* _PROMPT_
Search the material and gather each line with "handle" in it.

>>>>>

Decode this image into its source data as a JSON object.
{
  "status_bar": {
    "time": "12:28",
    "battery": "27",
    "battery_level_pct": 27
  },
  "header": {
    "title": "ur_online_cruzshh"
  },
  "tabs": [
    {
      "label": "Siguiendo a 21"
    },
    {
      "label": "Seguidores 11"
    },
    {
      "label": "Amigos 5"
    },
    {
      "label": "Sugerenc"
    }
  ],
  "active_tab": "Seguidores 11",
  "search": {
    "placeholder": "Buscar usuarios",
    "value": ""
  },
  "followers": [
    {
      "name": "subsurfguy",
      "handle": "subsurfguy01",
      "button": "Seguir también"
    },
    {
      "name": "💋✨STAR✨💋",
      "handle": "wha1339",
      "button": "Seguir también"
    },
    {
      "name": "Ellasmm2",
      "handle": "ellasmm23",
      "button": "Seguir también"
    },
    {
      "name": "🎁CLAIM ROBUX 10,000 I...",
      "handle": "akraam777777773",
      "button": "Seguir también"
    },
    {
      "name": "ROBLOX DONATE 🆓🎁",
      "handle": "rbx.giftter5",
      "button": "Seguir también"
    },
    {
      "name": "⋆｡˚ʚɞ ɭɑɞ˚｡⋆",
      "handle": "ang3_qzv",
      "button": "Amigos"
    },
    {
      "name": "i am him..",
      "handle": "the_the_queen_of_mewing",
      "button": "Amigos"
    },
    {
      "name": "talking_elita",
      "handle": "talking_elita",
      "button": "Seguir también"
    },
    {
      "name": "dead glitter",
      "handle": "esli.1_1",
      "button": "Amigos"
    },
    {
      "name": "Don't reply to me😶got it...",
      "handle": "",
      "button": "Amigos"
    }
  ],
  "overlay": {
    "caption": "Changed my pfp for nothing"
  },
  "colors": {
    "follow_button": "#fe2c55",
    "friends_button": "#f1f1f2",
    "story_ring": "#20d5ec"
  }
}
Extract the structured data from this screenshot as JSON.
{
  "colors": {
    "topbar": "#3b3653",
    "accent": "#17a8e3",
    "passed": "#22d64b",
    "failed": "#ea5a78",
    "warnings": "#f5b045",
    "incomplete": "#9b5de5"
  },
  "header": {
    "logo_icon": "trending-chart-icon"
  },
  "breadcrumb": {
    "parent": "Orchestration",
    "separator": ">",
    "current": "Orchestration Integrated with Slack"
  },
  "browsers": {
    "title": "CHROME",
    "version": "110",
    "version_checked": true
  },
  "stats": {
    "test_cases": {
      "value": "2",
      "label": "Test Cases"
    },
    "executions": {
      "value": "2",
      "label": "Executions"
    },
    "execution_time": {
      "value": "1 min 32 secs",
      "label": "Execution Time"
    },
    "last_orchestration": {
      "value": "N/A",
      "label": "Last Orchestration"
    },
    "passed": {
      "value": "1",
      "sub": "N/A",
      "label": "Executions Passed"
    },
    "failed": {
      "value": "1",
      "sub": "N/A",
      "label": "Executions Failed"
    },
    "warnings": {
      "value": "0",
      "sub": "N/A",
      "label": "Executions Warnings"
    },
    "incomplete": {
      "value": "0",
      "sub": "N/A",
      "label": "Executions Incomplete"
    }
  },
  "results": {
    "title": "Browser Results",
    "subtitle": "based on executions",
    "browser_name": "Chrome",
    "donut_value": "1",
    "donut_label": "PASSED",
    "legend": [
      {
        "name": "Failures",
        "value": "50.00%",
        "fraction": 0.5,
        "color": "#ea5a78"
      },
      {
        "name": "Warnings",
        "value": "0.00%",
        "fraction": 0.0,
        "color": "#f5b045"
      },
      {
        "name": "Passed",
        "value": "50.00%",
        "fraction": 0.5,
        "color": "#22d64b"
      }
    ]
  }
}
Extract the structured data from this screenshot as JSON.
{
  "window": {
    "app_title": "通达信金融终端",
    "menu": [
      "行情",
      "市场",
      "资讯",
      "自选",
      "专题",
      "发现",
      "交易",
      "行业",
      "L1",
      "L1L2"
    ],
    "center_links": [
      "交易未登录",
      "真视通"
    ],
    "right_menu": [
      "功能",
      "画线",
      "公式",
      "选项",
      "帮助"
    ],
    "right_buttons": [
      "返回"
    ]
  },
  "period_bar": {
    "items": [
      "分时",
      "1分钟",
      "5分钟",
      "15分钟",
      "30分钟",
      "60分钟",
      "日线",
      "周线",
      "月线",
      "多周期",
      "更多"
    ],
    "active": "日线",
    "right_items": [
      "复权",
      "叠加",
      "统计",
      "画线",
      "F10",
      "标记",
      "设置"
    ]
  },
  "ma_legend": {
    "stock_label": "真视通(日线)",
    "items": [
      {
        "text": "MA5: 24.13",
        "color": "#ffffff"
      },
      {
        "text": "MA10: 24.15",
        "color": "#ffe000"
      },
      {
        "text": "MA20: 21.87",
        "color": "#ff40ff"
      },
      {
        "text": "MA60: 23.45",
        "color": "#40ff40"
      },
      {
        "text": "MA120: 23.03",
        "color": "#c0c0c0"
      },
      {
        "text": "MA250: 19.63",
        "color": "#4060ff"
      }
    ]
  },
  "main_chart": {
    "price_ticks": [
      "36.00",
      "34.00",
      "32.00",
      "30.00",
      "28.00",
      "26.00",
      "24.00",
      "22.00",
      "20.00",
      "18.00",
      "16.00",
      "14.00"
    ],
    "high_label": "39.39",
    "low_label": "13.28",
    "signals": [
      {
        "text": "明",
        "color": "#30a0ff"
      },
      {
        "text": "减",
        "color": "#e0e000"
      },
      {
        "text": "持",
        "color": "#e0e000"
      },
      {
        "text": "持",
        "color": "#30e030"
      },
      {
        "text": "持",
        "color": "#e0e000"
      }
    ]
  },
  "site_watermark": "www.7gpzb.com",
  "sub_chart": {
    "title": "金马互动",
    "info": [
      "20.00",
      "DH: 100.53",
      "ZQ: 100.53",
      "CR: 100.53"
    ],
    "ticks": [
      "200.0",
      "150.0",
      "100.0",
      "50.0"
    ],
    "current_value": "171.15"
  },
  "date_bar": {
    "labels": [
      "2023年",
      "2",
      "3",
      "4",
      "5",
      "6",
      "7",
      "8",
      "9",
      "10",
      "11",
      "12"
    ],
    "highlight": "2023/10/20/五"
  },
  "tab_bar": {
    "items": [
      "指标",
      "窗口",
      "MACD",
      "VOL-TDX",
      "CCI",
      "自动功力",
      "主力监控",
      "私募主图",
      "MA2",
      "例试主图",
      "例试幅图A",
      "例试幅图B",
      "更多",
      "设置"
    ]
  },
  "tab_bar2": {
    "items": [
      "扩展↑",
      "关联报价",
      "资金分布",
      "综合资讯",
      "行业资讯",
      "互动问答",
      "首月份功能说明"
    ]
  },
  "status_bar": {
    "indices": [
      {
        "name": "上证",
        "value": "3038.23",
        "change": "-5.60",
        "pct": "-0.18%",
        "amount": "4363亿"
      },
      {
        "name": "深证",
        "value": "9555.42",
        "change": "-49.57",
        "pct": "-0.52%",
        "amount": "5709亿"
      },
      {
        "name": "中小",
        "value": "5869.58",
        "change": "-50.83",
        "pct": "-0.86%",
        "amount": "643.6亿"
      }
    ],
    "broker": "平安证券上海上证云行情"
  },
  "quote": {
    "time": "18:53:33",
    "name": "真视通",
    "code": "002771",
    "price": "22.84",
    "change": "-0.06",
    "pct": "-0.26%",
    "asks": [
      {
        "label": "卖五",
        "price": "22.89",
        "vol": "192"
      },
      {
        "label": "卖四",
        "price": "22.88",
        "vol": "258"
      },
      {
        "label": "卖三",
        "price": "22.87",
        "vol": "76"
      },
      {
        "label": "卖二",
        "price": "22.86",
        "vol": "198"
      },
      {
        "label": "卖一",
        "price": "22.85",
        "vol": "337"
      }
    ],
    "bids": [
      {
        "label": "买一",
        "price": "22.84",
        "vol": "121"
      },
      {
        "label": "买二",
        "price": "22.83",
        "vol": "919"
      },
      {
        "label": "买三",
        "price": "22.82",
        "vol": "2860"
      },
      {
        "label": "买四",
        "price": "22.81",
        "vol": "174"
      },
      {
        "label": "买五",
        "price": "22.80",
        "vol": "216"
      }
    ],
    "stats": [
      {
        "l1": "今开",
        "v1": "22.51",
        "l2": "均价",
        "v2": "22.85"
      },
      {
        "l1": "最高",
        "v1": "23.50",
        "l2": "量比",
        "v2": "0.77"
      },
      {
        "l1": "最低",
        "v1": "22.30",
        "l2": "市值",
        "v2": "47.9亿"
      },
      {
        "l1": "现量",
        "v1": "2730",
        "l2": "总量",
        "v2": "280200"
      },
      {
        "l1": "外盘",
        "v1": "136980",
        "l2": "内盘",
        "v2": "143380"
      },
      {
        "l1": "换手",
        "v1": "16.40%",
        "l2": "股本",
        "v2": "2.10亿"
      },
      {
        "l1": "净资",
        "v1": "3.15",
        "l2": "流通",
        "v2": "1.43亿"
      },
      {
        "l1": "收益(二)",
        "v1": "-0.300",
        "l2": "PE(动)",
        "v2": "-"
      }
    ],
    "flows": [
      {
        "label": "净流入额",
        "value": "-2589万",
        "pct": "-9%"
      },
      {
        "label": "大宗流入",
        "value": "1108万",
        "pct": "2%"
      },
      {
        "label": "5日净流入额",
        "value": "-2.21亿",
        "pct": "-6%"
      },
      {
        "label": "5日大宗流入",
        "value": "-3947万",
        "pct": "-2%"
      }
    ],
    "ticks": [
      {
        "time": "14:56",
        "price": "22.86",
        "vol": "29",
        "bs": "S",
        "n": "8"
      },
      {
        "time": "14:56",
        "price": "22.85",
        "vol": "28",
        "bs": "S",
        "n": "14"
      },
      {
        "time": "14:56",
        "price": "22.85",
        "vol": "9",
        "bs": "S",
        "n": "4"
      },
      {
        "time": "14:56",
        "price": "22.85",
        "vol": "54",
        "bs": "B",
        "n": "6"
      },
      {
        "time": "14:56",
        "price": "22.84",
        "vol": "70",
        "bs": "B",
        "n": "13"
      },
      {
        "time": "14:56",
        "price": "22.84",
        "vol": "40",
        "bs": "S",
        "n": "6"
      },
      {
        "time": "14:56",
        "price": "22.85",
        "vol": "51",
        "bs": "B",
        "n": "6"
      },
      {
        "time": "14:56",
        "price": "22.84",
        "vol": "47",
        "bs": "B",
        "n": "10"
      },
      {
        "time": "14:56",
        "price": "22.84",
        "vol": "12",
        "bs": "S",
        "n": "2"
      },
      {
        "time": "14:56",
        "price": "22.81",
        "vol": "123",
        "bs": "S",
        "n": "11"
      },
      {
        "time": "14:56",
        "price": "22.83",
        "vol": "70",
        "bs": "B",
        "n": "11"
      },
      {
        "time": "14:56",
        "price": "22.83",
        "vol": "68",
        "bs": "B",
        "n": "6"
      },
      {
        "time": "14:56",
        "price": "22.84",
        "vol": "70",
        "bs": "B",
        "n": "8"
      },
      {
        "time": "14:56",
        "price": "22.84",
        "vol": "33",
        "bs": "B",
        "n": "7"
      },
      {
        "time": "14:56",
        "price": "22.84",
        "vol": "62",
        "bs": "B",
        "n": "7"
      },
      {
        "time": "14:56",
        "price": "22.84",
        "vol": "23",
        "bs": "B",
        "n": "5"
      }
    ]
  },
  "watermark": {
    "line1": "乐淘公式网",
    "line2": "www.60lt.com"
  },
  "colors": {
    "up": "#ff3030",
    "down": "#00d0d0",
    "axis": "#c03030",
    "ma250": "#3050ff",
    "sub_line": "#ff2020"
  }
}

<<<<<

* _CORRECT OUTPUT_
      "handle": "subsurfguy01",
      "handle": "wha1339",
      "handle": "ellasmm23",
      "handle": "akraam777777773",
      "handle": "rbx.giftter5",
      "handle": "ang3_qzv",
      "handle": "the_the_queen_of_mewing",
      "handle": "talking_elita",
      "handle": "esli.1_1",
      "handle": "",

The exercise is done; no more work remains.